Excerpt from a dataset:
------------------------------------------------------------------------

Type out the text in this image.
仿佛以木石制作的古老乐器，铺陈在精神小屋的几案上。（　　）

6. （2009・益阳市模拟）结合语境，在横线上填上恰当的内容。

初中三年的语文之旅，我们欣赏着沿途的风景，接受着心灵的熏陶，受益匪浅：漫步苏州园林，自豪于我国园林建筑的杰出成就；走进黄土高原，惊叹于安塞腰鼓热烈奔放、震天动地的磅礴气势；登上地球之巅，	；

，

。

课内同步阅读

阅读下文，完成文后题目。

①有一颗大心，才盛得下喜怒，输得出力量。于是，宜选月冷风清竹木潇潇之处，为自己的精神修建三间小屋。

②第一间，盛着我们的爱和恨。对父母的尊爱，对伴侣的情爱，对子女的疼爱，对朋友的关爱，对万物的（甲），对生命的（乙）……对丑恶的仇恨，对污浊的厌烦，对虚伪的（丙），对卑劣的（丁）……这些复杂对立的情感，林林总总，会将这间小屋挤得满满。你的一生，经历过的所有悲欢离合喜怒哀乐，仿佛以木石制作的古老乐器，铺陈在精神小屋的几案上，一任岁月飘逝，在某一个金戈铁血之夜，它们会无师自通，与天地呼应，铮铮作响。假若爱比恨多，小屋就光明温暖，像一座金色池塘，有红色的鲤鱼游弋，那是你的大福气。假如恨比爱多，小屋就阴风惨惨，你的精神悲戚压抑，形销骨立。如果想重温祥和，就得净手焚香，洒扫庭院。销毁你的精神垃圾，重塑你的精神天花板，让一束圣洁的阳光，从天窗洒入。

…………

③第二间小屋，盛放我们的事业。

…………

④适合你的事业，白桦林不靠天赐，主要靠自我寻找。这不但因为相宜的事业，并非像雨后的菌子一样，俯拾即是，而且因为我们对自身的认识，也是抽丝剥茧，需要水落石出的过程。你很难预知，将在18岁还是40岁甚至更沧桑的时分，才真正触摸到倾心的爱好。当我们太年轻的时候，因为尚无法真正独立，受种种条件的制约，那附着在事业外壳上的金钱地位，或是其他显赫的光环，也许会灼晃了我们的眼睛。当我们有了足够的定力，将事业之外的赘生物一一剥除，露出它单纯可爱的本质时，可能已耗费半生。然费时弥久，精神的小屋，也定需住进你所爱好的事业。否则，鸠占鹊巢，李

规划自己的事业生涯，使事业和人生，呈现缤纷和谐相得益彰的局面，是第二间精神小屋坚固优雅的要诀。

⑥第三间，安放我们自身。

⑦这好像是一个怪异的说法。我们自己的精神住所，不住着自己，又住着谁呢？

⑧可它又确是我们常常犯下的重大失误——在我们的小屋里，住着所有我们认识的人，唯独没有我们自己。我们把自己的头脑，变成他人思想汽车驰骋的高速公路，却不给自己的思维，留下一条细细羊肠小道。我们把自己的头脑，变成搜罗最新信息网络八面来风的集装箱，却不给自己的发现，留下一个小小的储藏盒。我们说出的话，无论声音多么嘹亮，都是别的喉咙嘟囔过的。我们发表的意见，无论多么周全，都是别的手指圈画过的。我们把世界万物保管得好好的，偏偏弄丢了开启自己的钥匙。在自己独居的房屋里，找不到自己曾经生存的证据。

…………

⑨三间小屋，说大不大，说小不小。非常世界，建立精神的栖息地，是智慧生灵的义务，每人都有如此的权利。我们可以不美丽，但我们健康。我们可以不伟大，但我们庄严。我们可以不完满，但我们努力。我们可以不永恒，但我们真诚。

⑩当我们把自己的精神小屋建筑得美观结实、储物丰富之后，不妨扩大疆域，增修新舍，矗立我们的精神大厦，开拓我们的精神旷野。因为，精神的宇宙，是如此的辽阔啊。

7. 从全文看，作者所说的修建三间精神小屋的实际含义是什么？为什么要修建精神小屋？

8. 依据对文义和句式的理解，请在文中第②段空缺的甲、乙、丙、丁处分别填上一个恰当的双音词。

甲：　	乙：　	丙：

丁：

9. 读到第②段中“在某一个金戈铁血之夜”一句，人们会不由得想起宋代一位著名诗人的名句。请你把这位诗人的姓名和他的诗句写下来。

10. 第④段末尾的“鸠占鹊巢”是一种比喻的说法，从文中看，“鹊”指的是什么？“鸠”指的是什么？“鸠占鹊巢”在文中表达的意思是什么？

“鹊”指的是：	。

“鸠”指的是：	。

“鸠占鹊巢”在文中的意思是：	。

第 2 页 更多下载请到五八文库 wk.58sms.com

------------------------------------------------------------------------

* YOUR INSTRUCTIONS:
Filter the listing above by the word "铺陈在精神小屋的几案上"; copy each line that passes.

* RIGHT ANSWER:
仿佛以木石制作的古老乐器，铺陈在精神小屋的几案上。（　　）
②第一间，盛着我们的爱和恨。对父母的尊爱，对伴侣的情爱，对子女的疼爱，对朋友的关爱，对万物的（甲），对生命的（乙）……对丑恶的仇恨，对污浊的厌烦，对虚伪的（丙），对卑劣的（丁）……这些复杂对立的情感，林林总总，会将这间小屋挤得满满。你的一生，经历过的所有悲欢离合喜怒哀乐，仿佛以木石制作的古老乐器，铺陈在精神小屋的几案上，一任岁月飘逝，在某一个金戈铁血之夜，它们会无师自通，与天地呼应，铮铮作响。假若爱比恨多，小屋就光明温暖，像一座金色池塘，有红色的鲤鱼游弋，那是你的大福气。假如恨比爱多，小屋就阴风惨惨，你的精神悲戚压抑，形销骨立。如果想重温祥和，就得净手焚香，洒扫庭院。销毁你的精神垃圾，重塑你的精神天花板，让一束圣洁的阳光，从天窗洒入。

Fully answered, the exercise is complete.